* START TASK MATERIAL *

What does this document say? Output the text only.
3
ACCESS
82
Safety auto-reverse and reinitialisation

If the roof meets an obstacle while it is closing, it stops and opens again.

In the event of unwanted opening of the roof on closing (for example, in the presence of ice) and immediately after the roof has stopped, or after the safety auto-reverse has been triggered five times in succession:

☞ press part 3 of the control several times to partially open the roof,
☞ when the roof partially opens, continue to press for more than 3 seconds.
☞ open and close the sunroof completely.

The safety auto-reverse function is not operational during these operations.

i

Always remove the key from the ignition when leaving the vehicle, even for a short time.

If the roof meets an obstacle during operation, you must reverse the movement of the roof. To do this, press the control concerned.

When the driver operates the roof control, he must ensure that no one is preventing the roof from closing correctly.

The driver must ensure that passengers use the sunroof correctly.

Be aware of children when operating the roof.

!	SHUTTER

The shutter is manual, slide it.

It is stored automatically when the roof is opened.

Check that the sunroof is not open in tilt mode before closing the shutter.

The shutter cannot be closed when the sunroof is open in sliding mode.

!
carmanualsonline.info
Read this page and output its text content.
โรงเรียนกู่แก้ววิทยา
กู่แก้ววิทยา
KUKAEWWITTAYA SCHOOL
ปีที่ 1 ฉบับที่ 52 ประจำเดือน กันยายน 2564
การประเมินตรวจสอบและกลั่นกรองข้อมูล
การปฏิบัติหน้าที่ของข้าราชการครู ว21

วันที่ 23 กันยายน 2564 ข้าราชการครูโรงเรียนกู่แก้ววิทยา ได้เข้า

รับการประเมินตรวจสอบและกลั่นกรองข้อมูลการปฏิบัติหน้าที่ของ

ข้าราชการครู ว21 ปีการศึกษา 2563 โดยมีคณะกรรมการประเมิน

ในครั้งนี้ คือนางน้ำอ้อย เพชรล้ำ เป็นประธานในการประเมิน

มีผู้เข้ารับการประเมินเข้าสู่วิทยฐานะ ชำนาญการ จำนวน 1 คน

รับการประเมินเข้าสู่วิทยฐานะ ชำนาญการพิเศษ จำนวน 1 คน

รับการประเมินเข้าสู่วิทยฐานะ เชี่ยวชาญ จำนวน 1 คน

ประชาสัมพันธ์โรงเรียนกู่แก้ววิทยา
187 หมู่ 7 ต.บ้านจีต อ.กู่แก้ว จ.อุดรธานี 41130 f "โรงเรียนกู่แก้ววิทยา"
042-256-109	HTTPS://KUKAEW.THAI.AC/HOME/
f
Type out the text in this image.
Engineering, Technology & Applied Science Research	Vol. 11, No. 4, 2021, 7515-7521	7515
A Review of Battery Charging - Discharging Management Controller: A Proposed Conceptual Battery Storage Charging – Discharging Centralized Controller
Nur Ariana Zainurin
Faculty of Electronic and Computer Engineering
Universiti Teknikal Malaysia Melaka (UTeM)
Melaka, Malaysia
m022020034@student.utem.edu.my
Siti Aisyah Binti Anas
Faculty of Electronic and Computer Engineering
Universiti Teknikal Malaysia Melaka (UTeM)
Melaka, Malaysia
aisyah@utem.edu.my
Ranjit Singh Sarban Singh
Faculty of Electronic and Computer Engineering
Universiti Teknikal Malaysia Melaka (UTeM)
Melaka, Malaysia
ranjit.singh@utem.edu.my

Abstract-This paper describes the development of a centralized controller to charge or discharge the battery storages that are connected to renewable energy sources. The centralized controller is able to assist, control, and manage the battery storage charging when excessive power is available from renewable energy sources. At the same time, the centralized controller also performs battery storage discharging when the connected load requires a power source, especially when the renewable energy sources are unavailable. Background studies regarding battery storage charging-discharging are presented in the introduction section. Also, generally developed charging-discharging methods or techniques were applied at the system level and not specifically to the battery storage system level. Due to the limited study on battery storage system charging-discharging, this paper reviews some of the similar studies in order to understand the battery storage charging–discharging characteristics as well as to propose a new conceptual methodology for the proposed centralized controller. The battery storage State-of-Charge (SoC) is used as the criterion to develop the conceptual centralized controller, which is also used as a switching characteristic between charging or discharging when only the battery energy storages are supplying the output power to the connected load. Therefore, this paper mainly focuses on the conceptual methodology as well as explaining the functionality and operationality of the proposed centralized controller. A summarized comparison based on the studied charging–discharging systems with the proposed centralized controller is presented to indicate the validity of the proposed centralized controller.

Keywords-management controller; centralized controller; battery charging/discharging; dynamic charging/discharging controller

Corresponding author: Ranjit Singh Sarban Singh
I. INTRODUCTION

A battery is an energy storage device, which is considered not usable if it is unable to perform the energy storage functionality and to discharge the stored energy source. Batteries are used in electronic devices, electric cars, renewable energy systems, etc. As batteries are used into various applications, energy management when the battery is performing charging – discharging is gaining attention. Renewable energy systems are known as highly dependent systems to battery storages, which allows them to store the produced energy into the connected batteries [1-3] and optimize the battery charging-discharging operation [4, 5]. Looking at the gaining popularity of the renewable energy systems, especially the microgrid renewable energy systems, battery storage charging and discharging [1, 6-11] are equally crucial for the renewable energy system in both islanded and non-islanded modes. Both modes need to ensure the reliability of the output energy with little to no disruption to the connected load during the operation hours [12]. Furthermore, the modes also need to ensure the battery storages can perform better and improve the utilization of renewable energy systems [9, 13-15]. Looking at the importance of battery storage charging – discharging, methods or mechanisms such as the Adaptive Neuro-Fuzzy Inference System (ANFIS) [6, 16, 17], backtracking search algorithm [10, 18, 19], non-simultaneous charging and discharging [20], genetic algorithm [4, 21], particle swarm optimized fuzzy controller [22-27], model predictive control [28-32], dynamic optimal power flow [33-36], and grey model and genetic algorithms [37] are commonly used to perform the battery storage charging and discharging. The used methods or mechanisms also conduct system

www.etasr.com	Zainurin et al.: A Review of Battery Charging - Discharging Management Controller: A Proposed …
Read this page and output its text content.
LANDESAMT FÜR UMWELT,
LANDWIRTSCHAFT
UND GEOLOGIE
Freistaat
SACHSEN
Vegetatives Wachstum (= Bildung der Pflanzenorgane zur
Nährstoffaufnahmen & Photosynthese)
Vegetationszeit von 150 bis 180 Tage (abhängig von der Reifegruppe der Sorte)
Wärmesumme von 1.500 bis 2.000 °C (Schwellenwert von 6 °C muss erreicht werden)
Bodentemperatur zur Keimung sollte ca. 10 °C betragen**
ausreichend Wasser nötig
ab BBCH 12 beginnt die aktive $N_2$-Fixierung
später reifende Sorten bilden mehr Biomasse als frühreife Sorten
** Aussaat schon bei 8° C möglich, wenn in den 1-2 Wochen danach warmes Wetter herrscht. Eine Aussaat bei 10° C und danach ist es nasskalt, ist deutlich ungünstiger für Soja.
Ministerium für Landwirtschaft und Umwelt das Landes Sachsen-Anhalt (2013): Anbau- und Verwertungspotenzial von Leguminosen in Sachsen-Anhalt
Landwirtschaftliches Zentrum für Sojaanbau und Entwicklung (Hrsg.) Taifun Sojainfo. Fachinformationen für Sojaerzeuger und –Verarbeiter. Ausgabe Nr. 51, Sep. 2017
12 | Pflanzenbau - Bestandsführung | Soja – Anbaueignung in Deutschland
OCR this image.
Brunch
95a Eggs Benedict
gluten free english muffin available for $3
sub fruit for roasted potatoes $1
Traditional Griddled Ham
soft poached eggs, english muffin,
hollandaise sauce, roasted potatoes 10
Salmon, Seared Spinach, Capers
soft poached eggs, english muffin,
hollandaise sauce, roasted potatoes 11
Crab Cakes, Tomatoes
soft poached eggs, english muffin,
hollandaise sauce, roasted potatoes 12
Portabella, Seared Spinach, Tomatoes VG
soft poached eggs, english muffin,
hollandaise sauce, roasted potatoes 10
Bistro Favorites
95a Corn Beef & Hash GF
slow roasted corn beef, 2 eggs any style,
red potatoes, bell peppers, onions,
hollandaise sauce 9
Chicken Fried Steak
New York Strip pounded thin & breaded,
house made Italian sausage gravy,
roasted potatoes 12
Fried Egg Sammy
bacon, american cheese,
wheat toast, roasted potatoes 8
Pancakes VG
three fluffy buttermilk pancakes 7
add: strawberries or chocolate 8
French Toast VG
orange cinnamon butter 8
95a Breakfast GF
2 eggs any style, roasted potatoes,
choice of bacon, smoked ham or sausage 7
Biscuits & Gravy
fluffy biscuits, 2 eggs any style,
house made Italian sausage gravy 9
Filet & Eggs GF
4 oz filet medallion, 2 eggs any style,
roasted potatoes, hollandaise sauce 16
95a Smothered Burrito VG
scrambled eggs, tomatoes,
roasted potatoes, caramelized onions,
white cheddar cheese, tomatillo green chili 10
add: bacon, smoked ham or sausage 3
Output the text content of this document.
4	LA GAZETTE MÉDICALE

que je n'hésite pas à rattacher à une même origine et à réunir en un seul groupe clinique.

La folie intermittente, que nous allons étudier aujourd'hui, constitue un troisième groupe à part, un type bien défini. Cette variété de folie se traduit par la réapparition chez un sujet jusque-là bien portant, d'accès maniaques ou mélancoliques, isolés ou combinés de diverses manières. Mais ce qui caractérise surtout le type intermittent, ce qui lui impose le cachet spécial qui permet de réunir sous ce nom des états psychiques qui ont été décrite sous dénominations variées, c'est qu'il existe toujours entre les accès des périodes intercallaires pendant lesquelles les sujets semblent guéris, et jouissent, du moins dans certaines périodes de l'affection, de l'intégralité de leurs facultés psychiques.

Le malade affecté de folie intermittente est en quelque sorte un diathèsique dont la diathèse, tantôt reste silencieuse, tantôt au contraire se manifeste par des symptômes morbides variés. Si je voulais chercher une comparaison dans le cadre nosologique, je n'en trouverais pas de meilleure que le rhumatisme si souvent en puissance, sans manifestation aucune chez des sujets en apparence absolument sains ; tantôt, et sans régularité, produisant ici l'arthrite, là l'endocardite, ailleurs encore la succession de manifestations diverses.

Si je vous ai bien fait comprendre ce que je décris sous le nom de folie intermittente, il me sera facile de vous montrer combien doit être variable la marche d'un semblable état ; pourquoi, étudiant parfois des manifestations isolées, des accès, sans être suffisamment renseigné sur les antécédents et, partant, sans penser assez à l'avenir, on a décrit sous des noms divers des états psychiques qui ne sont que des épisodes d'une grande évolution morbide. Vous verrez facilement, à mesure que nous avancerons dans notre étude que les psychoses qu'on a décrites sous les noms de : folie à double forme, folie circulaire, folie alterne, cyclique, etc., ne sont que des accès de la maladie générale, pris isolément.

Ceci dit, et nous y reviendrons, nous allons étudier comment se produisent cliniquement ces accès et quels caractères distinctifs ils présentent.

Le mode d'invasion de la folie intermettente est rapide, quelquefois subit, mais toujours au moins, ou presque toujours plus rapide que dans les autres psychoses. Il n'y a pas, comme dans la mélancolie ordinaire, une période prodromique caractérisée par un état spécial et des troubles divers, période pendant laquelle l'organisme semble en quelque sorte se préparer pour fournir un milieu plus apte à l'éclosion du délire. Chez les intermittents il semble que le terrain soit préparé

* END TASK MATERIAL *

**WORK INSTRUCTIONS:**
Within the records, how many lines include "นยายน"? The answer is the number and nothing else.

**RESULT:**
2